Work instructions —
Return everything from the first of the rows below down to the line containing "signal-dot [593, 554, 602, 563]", both ends included, copied without changes.

Items —
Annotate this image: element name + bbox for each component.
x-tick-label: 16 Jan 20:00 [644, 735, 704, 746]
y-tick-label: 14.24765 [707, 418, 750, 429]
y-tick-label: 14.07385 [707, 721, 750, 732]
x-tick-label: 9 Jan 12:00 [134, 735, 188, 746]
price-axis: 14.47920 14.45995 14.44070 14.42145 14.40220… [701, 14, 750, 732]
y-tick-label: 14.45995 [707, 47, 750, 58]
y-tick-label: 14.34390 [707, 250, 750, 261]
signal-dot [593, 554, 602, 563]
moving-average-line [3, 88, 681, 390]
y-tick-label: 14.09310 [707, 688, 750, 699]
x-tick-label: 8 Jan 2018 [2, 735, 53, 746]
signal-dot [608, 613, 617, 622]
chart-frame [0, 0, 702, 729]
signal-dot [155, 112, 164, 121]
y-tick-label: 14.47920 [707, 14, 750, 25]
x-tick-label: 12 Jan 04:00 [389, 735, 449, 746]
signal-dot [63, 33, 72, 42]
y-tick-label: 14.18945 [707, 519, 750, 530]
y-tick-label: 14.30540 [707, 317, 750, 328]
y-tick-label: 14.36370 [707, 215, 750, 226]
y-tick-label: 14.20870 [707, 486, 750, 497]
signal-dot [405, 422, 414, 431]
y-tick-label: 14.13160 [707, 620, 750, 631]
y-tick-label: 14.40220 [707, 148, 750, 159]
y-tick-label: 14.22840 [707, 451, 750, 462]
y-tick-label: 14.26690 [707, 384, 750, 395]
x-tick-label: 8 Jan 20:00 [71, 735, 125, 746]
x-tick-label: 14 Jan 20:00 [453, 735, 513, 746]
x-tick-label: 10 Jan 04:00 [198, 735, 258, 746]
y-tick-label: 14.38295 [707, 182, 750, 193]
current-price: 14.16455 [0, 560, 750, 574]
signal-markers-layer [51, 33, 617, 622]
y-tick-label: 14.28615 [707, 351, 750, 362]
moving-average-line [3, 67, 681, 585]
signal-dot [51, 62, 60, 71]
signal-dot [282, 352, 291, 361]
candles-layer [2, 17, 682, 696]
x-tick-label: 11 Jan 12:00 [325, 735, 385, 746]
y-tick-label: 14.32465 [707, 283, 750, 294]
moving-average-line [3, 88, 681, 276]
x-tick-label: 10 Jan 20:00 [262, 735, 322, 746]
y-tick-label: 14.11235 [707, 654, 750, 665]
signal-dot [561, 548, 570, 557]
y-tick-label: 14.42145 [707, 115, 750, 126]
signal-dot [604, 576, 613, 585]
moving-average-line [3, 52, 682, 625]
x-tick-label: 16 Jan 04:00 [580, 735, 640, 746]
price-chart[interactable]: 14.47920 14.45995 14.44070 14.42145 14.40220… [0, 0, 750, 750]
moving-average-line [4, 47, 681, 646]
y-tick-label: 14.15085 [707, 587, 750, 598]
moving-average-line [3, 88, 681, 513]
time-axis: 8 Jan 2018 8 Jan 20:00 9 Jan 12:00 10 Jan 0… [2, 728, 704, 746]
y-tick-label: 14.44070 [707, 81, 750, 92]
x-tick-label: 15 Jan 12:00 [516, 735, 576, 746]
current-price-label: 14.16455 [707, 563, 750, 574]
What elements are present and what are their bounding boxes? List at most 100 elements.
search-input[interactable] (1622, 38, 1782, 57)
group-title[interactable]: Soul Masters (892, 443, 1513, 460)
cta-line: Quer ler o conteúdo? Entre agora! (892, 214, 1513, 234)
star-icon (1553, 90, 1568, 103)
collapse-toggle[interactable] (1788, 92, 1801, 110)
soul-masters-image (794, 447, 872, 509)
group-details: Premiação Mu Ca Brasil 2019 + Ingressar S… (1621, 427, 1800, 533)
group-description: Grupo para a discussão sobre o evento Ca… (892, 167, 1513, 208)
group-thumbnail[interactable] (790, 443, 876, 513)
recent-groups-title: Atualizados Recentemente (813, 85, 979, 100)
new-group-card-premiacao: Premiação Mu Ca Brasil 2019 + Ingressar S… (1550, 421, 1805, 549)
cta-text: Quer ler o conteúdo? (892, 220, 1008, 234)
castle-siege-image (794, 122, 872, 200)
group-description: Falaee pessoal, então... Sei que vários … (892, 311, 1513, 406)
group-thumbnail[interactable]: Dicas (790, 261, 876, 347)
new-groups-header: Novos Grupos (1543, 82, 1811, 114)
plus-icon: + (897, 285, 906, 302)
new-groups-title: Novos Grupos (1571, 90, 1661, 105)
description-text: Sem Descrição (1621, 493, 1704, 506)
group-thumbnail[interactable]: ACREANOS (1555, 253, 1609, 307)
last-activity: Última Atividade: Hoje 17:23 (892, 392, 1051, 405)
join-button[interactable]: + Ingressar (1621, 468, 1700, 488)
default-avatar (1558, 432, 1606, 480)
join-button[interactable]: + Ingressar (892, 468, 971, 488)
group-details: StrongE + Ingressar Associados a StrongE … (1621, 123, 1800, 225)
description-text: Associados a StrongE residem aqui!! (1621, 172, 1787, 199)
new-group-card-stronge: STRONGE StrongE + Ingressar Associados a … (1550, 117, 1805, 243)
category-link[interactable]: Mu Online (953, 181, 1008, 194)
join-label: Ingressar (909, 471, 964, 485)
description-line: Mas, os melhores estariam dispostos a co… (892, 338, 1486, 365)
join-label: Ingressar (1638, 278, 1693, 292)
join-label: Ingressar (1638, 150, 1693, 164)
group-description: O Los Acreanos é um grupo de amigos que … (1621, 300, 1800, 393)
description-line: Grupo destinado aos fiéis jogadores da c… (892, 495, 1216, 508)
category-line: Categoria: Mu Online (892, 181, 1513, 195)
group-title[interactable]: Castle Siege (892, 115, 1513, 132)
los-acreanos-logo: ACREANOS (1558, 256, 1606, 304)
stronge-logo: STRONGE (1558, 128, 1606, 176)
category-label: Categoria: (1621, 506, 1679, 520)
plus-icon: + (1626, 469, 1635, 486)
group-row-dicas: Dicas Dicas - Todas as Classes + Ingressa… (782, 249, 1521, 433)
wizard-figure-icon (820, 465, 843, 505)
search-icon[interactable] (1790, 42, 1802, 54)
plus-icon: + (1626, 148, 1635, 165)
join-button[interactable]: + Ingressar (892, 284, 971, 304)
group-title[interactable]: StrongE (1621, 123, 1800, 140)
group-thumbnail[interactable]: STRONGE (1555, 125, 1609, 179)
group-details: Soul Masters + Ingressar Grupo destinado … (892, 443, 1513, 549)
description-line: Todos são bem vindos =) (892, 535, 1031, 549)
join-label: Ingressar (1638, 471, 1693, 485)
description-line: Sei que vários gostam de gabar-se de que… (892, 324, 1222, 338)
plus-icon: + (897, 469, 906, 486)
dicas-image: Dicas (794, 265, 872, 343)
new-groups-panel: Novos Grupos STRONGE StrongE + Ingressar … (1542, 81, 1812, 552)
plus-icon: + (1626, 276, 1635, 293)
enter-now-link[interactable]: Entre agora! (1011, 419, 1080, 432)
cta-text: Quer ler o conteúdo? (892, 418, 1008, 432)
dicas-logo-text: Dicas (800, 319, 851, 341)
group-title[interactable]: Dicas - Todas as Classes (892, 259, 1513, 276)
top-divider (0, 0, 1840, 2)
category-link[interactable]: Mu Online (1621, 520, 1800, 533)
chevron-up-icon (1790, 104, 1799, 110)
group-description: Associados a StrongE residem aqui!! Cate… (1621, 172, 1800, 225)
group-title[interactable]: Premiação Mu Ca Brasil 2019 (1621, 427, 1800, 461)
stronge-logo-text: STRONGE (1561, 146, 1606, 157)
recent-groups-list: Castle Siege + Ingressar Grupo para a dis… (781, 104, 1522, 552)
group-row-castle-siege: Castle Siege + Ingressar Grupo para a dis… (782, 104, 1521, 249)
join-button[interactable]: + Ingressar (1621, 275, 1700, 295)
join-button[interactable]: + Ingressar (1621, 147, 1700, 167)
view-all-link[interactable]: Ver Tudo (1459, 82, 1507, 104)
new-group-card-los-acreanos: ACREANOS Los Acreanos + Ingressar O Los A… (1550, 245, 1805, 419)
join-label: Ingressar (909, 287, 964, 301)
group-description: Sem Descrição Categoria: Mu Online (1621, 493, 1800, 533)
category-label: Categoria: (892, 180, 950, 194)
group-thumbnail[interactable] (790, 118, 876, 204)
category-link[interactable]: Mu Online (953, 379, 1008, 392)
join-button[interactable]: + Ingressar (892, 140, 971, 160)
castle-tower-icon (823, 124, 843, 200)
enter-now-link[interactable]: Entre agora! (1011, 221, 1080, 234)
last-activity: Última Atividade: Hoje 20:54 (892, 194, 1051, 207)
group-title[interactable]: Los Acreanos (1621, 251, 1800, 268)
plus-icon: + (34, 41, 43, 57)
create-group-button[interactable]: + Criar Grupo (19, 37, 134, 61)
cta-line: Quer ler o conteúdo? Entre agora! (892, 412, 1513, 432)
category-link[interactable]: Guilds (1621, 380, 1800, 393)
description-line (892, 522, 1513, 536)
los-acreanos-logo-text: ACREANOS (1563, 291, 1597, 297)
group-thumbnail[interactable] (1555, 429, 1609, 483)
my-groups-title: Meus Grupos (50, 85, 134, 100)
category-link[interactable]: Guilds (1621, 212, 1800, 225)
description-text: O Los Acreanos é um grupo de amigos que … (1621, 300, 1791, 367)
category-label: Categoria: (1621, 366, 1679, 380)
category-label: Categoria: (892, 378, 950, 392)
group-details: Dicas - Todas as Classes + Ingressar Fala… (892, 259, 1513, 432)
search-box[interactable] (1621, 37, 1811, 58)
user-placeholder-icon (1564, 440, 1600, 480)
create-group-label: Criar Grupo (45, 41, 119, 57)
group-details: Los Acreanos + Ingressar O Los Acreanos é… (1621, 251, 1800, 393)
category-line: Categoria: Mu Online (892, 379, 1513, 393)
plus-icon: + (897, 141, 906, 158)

Written solution —
Annotate this image: element name + bbox for each component.
x-tick-label: 16 Jan 20:00 [644, 735, 704, 746]
y-tick-label: 14.24765 [707, 418, 750, 429]
y-tick-label: 14.07385 [707, 721, 750, 732]
x-tick-label: 9 Jan 12:00 [134, 735, 188, 746]
price-axis: 14.47920 14.45995 14.44070 14.42145 14.40220… [701, 14, 750, 732]
y-tick-label: 14.45995 [707, 47, 750, 58]
y-tick-label: 14.34390 [707, 250, 750, 261]
signal-dot [593, 554, 602, 563]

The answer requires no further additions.